PAGE EXTRACT
────────

There are whole engineering PhD thesis written on why and how adhesives fail, but in short:
Adhesive failure is really bad. It almost always indicates one of two possibilities; either the wrong adhesive product was selected (every adhesive can't properly bond every material, obviously) or the bonding faces were not properly prepared prior to bonding.
Based on the available information about the process used, those of us that have been following this for a while are not shocked that there are large areas of adhesive failure visible on both the titanium and CFRP parts of the assembly. All signs indicate that the surfaces were not well prepped when they were assembled.
GreenFields said:
2) Looking at the fracture regions of the Ti flanges (specifically Fig 45 b) and Fig 46 a)) where the inner flange (i.e. the flange on the ID of the Ti ring) appears to have failed in shear as evidenced by the radial lines or "scratch" marks while the outer flange appears to have failed in a tearing or ripping mode as evidenced by the irregular surface of the outer flange (@TugboatEng has diagrammed above one possible failure geometry) on both the aft and forward rings - there are areas on a single radial cross section (see my red line on Fig 45 b) below, starting at the point the upper part of the ruler intersects the inner edge of the Ti Ring then drawing a radial line outwards to the outer edge of the Ti ring) where there appear to be regions of i) failure between Adhesive and Ti, ii) failure within the Adhesive, iii) failure between the Adhesive and CFRP hull, and iv) again between Adhesive and Ti; the only failure mode I can think of is de-lamination between co-bonded layers 3 and 4 as layers 1 through 3 travel inward during the rapid failure while the rapid release of energy somehow rips layers 4 and 5 outwards but I can't yet conceive of any free-body diagram that would account for the required forces - the only thing I am reasonably convinced of is that the failure could not have started through this specific radial cross section. Does this type of failure look familiar to anyone and if so, would you be so kind as to explain it?
Before you do down the rabbit hole of trying to explain every mark or striation you see on the surfaces of these parts you have to keep in mind the external conditions the assembly was subjected to at the time of the failure.

────────

RECORDS PROVIDED
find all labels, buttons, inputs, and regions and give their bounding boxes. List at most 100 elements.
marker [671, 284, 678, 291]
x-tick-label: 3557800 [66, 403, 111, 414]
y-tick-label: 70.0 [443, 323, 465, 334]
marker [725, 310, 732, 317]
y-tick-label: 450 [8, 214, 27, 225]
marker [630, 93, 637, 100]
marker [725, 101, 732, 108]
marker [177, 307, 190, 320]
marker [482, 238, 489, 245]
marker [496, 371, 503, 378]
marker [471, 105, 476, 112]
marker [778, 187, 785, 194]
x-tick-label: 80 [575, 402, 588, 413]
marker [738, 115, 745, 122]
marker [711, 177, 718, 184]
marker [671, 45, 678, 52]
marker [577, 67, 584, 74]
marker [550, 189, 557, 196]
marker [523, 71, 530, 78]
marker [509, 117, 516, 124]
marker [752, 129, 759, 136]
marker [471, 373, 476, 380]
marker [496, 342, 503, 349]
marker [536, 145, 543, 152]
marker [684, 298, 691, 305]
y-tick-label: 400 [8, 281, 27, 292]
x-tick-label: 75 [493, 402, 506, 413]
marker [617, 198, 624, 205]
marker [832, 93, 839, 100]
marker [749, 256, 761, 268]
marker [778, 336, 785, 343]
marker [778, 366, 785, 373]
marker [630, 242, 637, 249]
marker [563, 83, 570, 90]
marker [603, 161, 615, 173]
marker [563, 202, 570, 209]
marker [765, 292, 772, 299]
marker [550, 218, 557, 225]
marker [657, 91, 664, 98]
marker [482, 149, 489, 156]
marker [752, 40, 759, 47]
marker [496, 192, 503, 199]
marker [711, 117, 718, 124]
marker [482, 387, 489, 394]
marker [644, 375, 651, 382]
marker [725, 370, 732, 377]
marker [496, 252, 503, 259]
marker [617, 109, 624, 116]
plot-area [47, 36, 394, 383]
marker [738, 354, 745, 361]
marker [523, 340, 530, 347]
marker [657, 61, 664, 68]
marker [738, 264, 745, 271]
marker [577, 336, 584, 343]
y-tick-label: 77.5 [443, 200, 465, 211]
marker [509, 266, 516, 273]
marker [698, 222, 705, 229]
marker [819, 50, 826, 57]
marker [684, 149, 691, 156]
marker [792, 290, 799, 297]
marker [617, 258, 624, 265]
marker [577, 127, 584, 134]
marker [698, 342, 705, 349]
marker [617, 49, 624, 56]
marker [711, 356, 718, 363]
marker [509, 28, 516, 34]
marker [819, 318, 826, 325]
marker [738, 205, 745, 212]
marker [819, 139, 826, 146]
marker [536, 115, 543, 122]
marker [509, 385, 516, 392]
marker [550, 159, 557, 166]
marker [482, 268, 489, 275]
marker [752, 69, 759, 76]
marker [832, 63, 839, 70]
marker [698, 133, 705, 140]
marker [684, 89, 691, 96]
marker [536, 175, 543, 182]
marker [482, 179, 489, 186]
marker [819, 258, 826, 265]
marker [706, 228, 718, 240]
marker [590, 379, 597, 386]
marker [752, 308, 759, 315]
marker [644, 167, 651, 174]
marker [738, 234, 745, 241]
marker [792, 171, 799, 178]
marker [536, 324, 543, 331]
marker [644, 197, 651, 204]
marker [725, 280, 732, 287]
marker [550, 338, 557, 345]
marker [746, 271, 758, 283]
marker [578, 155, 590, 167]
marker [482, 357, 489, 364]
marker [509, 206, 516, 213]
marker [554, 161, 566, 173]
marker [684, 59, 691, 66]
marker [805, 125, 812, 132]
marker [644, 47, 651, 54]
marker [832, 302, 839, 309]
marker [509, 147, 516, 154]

────────

TASK STATEMENT
Copy out the entire forum post on adhesive failure word for word. The records have nothing to do with the forum post.

SOLUTION TO THIS PROBLEM
There are whole engineering PhD thesis written on why and how adhesives fail, but in short:
Adhesive failure is really bad. It almost always indicates one of two possibilities; either the wrong adhesive product was selected (every adhesive can't properly bond every material, obviously) or the bonding faces were not properly prepared prior to bonding.
Based on the available information about the process used, those of us that have been following this for a while are not shocked that there are large areas of adhesive failure visible on both the titanium and CFRP parts of the assembly. All signs indicate that the surfaces were not well prepped when they were assembled.
GreenFields said:
2) Looking at the fracture regions of the Ti flanges (specifically Fig 45 b) and Fig 46 a)) where the inner flange (i.e. the flange on the ID of the Ti ring) appears to have failed in shear as evidenced by the radial lines or "scratch" marks while the outer flange appears to have failed in a tearing or ripping mode as evidenced by the irregular surface of the outer flange (@TugboatEng has diagrammed above one possible failure geometry) on both the aft and forward rings - there are areas on a single radial cross section (see my red line on Fig 45 b) below, starting at the point the upper part of the ruler intersects the inner edge of the Ti Ring then drawing a radial line outwards to the outer edge of the Ti ring) where there appear to be regions of i) failure between Adhesive and Ti, ii) failure within the Adhesive, iii) failure between the Adhesive and CFRP hull, and iv) again between Adhesive and Ti; the only failure mode I can think of is de-lamination between co-bonded layers 3 and 4 as layers 1 through 3 travel inward during the rapid failure while the rapid release of energy somehow rips layers 4 and 5 outwards but I can't yet conceive of any free-body diagram that would account for the required forces - the only thing I am reasonably convinced of is that the failure could not have started through this specific radial cross section. Does this type of failure look familiar to anyone and if so, would you be so kind as to explain it?
Before you do down the rabbit hole of trying to explain every mark or striation you see on the surfaces of these parts you have to keep in mind the external conditions the assembly was subjected to at the time of the failure.